• RECORDS SUPPLIED:
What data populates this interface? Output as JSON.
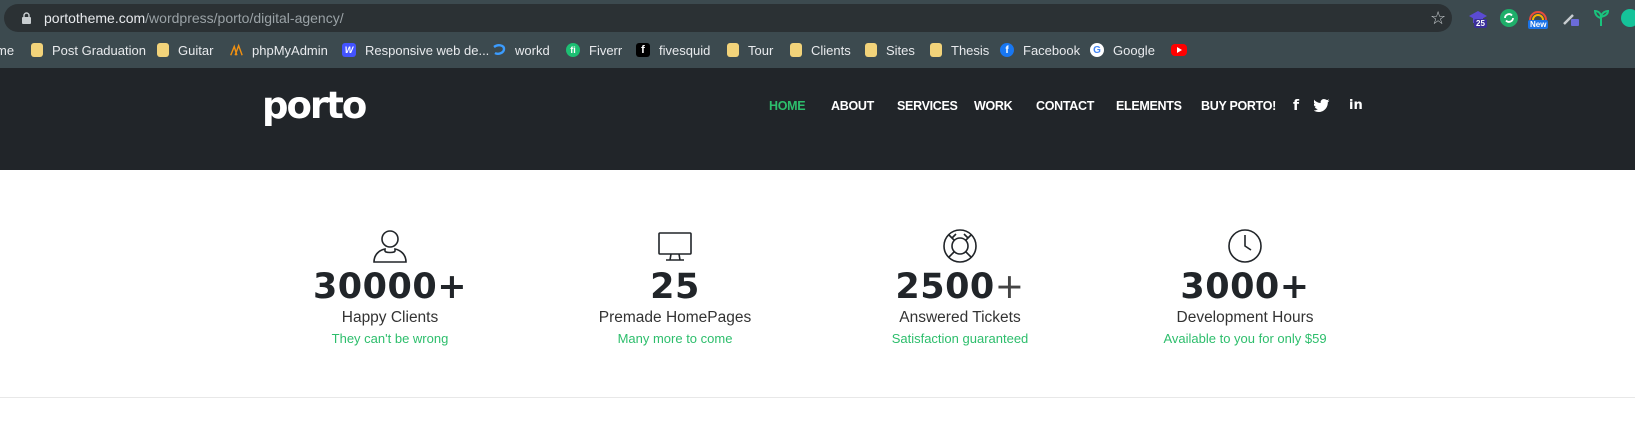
{
  "browser": {
    "url_host": "portotheme.com",
    "url_path": "/wordpress/porto/digital-agency/",
    "extension_badges": {
      "first": "25",
      "third": "New"
    },
    "bookmarks": [
      {
        "label": "me",
        "icon": "folder-icon"
      },
      {
        "label": "Post Graduation",
        "icon": "folder-icon"
      },
      {
        "label": "Guitar",
        "icon": "folder-icon"
      },
      {
        "label": "phpMyAdmin",
        "icon": "phpmyadmin-icon"
      },
      {
        "label": "Responsive web de...",
        "icon": "webflow-icon"
      },
      {
        "label": "workd",
        "icon": "workd-icon"
      },
      {
        "label": "Fiverr",
        "icon": "fiverr-icon"
      },
      {
        "label": "fivesquid",
        "icon": "fivesquid-icon"
      },
      {
        "label": "Tour",
        "icon": "folder-icon"
      },
      {
        "label": "Clients",
        "icon": "folder-icon"
      },
      {
        "label": "Sites",
        "icon": "folder-icon"
      },
      {
        "label": "Thesis",
        "icon": "folder-icon"
      },
      {
        "label": "Facebook",
        "icon": "facebook-icon"
      },
      {
        "label": "Google",
        "icon": "google-icon"
      }
    ]
  },
  "header": {
    "logo": "porto",
    "nav": [
      {
        "label": "HOME",
        "active": true
      },
      {
        "label": "ABOUT"
      },
      {
        "label": "SERVICES"
      },
      {
        "label": "WORK"
      },
      {
        "label": "CONTACT"
      },
      {
        "label": "ELEMENTS"
      },
      {
        "label": "BUY PORTO!"
      }
    ],
    "social": [
      "facebook-icon",
      "twitter-icon",
      "linkedin-icon"
    ],
    "social_glyphs": {
      "facebook": "f",
      "linkedin": "in"
    }
  },
  "counters": [
    {
      "number": "30000",
      "suffix": "+",
      "label": "Happy Clients",
      "sub": "They can't be wrong",
      "icon": "user-icon"
    },
    {
      "number": "25",
      "suffix": "",
      "label": "Premade HomePages",
      "sub": "Many more to come",
      "icon": "monitor-icon"
    },
    {
      "number": "2500",
      "suffix": "+",
      "label": "Answered Tickets",
      "sub": "Satisfaction guaranteed",
      "icon": "lifebuoy-icon"
    },
    {
      "number": "3000",
      "suffix": "+",
      "label": "Development Hours",
      "sub": "Available to you for only $59",
      "icon": "clock-icon"
    }
  ],
  "colors": {
    "accent": "#2dbe6c",
    "header_bg": "#212529",
    "chrome_bg": "#3c4a4f"
  }
}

• EXERCISE TASK: Copy out the listing exactly as it stands, but not the pictures.

• EXERCISE ANSWER:
What data populates this interface? Output as JSON.
{
  "browser": {
    "url_host": "portotheme.com",
    "url_path": "/wordpress/porto/digital-agency/",
    "extension_badges": {
      "first": "25",
      "third": "New"
    },
    "bookmarks": [
      {
        "label": "me",
        "icon": "folder-icon"
      },
      {
        "label": "Post Graduation",
        "icon": "folder-icon"
      },
      {
        "label": "Guitar",
        "icon": "folder-icon"
      },
      {
        "label": "phpMyAdmin",
        "icon": "phpmyadmin-icon"
      },
      {
        "label": "Responsive web de...",
        "icon": "webflow-icon"
      },
      {
        "label": "workd",
        "icon": "workd-icon"
      },
      {
        "label": "Fiverr",
        "icon": "fiverr-icon"
      },
      {
        "label": "fivesquid",
        "icon": "fivesquid-icon"
      },
      {
        "label": "Tour",
        "icon": "folder-icon"
      },
      {
        "label": "Clients",
        "icon": "folder-icon"
      },
      {
        "label": "Sites",
        "icon": "folder-icon"
      },
      {
        "label": "Thesis",
        "icon": "folder-icon"
      },
      {
        "label": "Facebook",
        "icon": "facebook-icon"
      },
      {
        "label": "Google",
        "icon": "google-icon"
      }
    ]
  },
  "header": {
    "logo": "porto",
    "nav": [
      {
        "label": "HOME",
        "active": true
      },
      {
        "label": "ABOUT"
      },
      {
        "label": "SERVICES"
      },
      {
        "label": "WORK"
      },
      {
        "label": "CONTACT"
      },
      {
        "label": "ELEMENTS"
      },
      {
        "label": "BUY PORTO!"
      }
    ],
    "social": [
      "facebook-icon",
      "twitter-icon",
      "linkedin-icon"
    ],
    "social_glyphs": {
      "facebook": "f",
      "linkedin": "in"
    }
  },
  "counters": [
    {
      "number": "30000",
      "suffix": "+",
      "label": "Happy Clients",
      "sub": "They can't be wrong",
      "icon": "user-icon"
    },
    {
      "number": "25",
      "suffix": "",
      "label": "Premade HomePages",
      "sub": "Many more to come",
      "icon": "monitor-icon"
    },
    {
      "number": "2500",
      "suffix": "+",
      "label": "Answered Tickets",
      "sub": "Satisfaction guaranteed",
      "icon": "lifebuoy-icon"
    },
    {
      "number": "3000",
      "suffix": "+",
      "label": "Development Hours",
      "sub": "Available to you for only $59",
      "icon": "clock-icon"
    }
  ],
  "colors": {
    "accent": "#2dbe6c",
    "header_bg": "#212529",
    "chrome_bg": "#3c4a4f"
  }
}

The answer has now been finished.